* Письменные задания:
1) Чем, согласно фрагменту о рассказах десантников, определяется различие между правым и левым, между голубями и ястребами?
2) Напишите продолжение фрагмента о рассказах десантников, начав сразу после его последнего предложения.

* Фрагмент документа:
* * * * *

Это прямо противоположно тому, что характеризует пацифистов в Европе: «Лучше быть красным, чем мертвым! Лучше заниматься любовью, чем войной!» Эти готовы бежать и бегут…
Десантнику, готовому на самый крайний риск, отвечает десантник осторожный:
«Был приказ стрелять только по тем, кто стреляет в нас. Но мы стреляли и тогда, когда замечали что-нибудь подозрительное. Я хотел, чтобы там было как можно меньше людей — неважно, террористов или нет, потому что я вообще не хочу ни стрелять, ни убивать. Конечно, если уж приходиться… С кем мы сражались? С арабами. Я их никак не разделяю. Любой араб — это враг…
Таким образом, различие между правым и левым, между голубями и ястребами определяется мерой доверия, мерой риска, который ты готов на себя взять. У каждого эта мера — своя, и определить ее теоретически невозможно:
«Вбегаю в дом — на полу сидит парнишка, рядом оружие лежит. Он руки поднял. Ну, раз так, думаю, сдается парень. Наклонился оружие поднять. Даже не подумал, что парень может мне что-то сделать — никак еще не вбил в голову, что это — война, что один другого должен убить. Спокойно так нагибаюсь. А он, видно, понял, что я один, и как прыгнет мне на спину! Ухватил за цепочку с жетоном и давай душить. Парень молодой, но я — тоже не инвалид. Напрягся, порвал цепочку… автомат уже не стал поднимать… Когда он упал, я ему еще ботинком поддал. Разозлился я на него сильно. Скажу вам прямо: первый раз убить человека тяжело».

* * * * *

* Исходные материалы:
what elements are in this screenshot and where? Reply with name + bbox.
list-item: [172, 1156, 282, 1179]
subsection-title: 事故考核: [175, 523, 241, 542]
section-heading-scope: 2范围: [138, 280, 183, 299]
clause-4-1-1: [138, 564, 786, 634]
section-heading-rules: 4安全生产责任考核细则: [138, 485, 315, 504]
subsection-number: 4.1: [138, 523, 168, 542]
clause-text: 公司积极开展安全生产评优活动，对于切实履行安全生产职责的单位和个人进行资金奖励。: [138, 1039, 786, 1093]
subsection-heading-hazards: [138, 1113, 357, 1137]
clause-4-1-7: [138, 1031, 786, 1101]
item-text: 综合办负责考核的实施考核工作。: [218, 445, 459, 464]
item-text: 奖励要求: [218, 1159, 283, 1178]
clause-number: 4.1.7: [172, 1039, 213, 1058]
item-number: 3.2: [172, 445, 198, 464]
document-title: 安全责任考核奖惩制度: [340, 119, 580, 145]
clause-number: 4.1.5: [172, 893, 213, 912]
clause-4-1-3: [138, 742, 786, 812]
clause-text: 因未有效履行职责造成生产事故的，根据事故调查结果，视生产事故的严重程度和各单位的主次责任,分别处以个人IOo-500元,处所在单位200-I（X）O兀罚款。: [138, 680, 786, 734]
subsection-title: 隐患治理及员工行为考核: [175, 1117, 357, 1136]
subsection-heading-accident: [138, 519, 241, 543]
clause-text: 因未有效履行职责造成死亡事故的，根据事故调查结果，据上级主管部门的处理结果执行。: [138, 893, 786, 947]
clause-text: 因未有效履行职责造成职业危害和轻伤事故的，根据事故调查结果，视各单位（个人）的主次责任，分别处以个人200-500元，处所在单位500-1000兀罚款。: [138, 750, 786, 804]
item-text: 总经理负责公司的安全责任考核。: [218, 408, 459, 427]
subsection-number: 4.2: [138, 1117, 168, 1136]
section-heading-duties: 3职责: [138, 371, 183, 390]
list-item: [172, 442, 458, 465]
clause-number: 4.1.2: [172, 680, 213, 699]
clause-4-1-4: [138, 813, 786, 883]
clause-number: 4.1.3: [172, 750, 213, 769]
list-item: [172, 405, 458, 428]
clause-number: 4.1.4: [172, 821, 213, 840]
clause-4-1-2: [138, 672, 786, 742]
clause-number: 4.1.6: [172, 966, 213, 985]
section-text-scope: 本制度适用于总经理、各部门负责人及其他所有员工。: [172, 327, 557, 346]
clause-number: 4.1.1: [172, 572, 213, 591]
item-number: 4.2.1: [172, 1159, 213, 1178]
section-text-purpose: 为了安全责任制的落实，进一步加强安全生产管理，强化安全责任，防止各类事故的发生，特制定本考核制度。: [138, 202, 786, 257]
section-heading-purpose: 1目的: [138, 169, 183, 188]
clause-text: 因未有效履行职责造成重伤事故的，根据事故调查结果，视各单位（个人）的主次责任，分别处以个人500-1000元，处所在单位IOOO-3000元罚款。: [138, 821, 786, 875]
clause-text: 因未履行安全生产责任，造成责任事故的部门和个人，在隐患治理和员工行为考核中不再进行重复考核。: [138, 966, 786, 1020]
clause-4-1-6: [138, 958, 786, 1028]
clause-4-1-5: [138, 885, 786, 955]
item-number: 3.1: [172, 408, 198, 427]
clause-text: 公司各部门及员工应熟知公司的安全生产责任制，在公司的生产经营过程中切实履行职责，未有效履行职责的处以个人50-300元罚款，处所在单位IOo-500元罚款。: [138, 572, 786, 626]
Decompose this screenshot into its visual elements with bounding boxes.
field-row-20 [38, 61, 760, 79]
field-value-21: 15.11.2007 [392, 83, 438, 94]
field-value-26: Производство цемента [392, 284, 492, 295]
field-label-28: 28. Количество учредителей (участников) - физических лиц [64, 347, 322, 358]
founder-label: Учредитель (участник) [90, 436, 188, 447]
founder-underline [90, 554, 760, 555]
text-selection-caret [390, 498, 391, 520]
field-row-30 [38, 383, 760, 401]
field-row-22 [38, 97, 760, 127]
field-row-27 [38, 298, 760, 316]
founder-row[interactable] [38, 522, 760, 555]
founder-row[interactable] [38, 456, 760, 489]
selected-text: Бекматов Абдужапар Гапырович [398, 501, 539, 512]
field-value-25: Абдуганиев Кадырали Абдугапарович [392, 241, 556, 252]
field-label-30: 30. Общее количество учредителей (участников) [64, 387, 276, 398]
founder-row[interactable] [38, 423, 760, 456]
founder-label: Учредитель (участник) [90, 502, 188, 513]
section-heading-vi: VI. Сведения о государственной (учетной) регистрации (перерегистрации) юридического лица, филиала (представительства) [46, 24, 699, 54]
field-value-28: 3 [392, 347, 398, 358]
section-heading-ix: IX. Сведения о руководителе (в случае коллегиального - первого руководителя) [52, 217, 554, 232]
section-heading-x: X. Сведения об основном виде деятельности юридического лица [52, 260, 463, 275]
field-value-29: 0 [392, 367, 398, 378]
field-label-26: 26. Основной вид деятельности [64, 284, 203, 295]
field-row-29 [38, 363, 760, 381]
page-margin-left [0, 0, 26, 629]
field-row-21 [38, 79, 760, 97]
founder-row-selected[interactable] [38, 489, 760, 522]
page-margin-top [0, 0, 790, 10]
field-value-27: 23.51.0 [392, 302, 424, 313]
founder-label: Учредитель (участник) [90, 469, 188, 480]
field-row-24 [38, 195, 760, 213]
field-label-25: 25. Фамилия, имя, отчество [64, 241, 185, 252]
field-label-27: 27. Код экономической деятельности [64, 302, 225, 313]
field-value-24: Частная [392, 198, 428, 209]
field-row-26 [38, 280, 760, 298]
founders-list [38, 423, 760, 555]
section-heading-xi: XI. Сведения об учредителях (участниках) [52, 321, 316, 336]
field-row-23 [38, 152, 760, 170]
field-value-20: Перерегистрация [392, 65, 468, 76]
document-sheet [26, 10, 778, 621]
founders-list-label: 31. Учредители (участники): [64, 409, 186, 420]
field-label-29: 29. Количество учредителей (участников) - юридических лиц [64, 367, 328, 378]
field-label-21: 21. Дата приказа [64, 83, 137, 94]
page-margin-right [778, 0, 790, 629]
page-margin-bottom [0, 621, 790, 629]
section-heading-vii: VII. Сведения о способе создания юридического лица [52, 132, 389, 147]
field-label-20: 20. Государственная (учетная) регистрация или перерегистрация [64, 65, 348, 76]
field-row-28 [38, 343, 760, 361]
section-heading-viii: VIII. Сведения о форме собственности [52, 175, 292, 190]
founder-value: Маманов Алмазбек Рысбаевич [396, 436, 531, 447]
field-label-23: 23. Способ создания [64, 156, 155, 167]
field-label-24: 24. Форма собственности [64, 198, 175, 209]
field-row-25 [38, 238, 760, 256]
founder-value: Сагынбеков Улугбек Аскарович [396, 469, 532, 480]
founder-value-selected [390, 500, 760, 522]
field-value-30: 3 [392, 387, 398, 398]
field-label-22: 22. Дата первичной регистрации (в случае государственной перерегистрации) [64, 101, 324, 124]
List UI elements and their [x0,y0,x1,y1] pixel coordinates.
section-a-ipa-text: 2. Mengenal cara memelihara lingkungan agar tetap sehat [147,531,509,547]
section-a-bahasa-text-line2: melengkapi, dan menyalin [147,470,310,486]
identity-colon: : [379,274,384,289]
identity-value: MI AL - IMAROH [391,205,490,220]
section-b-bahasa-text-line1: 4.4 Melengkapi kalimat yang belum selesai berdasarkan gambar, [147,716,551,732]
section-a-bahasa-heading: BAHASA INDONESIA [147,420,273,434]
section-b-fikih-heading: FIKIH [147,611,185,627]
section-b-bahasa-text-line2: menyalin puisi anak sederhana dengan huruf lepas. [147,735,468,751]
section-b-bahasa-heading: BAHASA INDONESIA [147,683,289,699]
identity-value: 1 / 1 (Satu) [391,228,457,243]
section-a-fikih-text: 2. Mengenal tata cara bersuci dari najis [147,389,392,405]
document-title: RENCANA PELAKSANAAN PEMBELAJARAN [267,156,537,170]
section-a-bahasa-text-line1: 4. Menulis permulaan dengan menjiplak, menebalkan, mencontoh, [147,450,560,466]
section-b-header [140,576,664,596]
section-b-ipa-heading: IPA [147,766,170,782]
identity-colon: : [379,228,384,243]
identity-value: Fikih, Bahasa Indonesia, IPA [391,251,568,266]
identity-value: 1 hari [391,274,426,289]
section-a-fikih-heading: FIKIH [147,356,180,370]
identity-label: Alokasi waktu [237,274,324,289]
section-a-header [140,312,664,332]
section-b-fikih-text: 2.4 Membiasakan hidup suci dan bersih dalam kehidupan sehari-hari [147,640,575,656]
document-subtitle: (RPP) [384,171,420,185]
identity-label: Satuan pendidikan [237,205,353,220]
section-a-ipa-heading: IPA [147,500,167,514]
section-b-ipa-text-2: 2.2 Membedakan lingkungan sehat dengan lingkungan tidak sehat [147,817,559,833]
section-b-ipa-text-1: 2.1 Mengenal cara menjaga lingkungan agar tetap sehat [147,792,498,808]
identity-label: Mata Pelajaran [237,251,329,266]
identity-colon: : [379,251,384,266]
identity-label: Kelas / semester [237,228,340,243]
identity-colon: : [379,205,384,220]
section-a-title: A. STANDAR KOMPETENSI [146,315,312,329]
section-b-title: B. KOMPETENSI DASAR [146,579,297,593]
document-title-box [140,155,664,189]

* * * * *

* Результаты:
1) Мерой доверия и мерой риска, который человек готов на себя взять.

2)
И второй раз тоже:
«Что я чувствовал? Что мне приходится стрелять в ребенка. Я был готов убивать, но я не знал, что придется иметь дело и с детьми… Нам дали приказ — ни женщин, ни детей, ни стариков не трогать. Не сказали только, что эти самые дети будут стреять в нас… Настоящие убийцы! Ребенок, как овца. Куда пастух, туда и он. Перевоспитывать их надо…».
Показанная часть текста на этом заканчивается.